Rows from a dataset:
··········
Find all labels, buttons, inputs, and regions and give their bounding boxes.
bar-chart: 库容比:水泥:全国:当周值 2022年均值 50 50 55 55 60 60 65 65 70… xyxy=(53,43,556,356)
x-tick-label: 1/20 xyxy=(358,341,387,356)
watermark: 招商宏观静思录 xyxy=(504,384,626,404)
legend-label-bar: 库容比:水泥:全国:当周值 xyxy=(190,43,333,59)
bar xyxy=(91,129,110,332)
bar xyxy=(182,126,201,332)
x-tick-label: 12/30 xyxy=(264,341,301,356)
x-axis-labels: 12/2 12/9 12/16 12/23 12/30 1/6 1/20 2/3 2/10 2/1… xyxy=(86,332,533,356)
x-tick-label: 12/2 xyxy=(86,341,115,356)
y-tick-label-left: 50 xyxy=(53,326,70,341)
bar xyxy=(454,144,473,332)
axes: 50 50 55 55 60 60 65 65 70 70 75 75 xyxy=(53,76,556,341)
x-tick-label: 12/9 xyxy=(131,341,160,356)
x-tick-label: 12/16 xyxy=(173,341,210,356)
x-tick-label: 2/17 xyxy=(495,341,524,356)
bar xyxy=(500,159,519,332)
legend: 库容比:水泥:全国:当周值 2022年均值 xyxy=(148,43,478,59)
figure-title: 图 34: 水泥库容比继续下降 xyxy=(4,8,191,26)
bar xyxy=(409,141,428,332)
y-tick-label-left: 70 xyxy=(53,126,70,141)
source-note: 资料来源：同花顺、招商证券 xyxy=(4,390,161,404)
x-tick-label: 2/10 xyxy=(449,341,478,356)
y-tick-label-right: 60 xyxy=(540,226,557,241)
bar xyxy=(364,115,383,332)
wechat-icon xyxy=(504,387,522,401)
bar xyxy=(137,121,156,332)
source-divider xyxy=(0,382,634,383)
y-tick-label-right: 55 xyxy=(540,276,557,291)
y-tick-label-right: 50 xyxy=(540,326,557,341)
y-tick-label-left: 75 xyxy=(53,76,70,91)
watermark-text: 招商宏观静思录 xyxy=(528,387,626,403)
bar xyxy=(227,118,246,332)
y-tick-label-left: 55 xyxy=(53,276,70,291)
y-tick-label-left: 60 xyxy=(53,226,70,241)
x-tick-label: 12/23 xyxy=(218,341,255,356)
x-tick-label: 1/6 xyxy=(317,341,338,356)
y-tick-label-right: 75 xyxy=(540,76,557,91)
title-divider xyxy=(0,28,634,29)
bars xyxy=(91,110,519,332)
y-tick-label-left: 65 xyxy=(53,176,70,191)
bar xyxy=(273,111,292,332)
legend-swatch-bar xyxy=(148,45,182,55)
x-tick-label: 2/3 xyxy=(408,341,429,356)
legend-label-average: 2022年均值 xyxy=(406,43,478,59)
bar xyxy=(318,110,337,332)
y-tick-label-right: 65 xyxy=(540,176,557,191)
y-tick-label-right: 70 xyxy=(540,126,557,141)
··········
- The request: Update everything from the first entry down to the line containing "watermark-text: 招商宏观静思录 xyxy=(528,387,626,403)" by changing each "x-tick-label" to "x-axis-tick" and keeping all else the same.

- Complete answer:
Find all labels, buttons, inputs, and regions and give their bounding boxes.
bar-chart: 库容比:水泥:全国:当周值 2022年均值 50 50 55 55 60 60 65 65 70… xyxy=(53,43,556,356)
x-axis-tick: 1/20 xyxy=(358,341,387,356)
watermark: 招商宏观静思录 xyxy=(504,384,626,404)
legend-label-bar: 库容比:水泥:全国:当周值 xyxy=(190,43,333,59)
bar xyxy=(91,129,110,332)
bar xyxy=(182,126,201,332)
x-axis-tick: 12/30 xyxy=(264,341,301,356)
x-axis-labels: 12/2 12/9 12/16 12/23 12/30 1/6 1/20 2/3 2/10 2/1… xyxy=(86,332,533,356)
x-axis-tick: 12/2 xyxy=(86,341,115,356)
y-tick-label-left: 50 xyxy=(53,326,70,341)
bar xyxy=(454,144,473,332)
axes: 50 50 55 55 60 60 65 65 70 70 75 75 xyxy=(53,76,556,341)
x-axis-tick: 12/9 xyxy=(131,341,160,356)
x-axis-tick: 12/16 xyxy=(173,341,210,356)
x-axis-tick: 2/17 xyxy=(495,341,524,356)
bar xyxy=(500,159,519,332)
legend: 库容比:水泥:全国:当周值 2022年均值 xyxy=(148,43,478,59)
figure-title: 图 34: 水泥库容比继续下降 xyxy=(4,8,191,26)
bar xyxy=(409,141,428,332)
y-tick-label-left: 70 xyxy=(53,126,70,141)
source-note: 资料来源：同花顺、招商证券 xyxy=(4,390,161,404)
x-axis-tick: 2/10 xyxy=(449,341,478,356)
y-tick-label-right: 60 xyxy=(540,226,557,241)
bar xyxy=(364,115,383,332)
wechat-icon xyxy=(504,387,522,401)
bar xyxy=(137,121,156,332)
source-divider xyxy=(0,382,634,383)
y-tick-label-right: 55 xyxy=(540,276,557,291)
y-tick-label-right: 50 xyxy=(540,326,557,341)
y-tick-label-left: 75 xyxy=(53,76,70,91)
watermark-text: 招商宏观静思录 xyxy=(528,387,626,403)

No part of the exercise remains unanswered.